## BEGIN

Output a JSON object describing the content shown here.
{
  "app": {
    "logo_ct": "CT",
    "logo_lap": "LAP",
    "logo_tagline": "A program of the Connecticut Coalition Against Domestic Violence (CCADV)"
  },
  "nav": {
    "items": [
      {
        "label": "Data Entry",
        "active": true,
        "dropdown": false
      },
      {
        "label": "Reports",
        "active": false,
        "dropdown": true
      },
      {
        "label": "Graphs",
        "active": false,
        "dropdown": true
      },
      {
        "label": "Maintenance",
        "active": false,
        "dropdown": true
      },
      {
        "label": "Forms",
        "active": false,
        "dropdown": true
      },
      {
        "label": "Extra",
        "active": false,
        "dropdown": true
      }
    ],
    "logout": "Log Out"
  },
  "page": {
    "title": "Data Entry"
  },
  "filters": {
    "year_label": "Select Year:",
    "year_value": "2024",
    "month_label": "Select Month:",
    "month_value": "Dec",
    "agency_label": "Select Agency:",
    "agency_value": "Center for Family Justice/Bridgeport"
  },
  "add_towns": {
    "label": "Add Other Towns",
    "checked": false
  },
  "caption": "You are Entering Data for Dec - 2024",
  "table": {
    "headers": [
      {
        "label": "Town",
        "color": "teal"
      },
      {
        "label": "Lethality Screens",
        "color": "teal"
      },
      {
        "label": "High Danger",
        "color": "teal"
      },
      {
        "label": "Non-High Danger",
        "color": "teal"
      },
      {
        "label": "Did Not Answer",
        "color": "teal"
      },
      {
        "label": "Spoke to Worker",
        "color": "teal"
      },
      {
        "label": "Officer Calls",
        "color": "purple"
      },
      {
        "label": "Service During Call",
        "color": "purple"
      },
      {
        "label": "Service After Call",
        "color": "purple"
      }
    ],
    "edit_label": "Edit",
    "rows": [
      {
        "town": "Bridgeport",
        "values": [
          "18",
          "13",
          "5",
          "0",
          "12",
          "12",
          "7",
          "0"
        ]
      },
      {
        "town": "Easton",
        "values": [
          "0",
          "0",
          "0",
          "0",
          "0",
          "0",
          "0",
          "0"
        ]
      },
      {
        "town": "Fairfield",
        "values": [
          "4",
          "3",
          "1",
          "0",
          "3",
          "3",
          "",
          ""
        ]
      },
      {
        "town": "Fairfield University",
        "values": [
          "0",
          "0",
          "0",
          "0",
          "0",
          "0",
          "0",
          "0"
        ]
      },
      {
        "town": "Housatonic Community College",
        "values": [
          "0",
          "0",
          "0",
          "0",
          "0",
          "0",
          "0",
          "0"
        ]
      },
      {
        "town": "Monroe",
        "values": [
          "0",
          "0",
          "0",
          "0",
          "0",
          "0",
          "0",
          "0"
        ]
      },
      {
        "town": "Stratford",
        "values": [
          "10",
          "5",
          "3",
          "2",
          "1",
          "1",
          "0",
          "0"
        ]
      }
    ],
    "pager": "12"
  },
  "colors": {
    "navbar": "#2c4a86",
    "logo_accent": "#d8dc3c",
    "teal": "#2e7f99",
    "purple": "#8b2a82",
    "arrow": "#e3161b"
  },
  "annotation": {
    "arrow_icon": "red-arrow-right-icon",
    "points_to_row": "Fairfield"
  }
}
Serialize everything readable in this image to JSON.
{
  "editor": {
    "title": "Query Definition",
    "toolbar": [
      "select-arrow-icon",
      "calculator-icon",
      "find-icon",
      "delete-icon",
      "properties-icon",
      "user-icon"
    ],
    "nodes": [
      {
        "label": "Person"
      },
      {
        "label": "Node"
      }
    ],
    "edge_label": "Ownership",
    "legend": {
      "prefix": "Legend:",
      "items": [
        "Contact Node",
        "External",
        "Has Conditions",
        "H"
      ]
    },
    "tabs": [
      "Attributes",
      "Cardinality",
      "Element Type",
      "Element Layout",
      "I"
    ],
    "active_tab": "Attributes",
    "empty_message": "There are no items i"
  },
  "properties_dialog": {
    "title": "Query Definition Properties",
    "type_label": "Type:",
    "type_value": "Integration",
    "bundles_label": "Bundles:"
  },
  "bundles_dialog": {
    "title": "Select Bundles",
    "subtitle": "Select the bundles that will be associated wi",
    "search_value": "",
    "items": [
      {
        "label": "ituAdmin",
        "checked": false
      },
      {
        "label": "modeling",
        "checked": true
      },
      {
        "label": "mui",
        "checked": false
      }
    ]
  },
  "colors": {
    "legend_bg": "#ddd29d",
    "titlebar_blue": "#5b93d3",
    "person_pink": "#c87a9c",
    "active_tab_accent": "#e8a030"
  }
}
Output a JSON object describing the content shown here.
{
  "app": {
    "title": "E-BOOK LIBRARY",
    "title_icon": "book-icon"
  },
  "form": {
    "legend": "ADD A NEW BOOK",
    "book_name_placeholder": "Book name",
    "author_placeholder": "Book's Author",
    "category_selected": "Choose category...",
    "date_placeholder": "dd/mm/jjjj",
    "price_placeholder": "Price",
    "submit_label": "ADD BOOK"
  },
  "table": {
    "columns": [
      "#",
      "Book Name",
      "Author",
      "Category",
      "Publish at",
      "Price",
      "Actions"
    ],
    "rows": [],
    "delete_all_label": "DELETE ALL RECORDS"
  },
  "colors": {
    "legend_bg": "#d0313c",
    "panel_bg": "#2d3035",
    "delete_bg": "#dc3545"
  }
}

## END

Task goal: Of all the lines in the listing above, how many include "icon"? Write only the number.

Task response: 8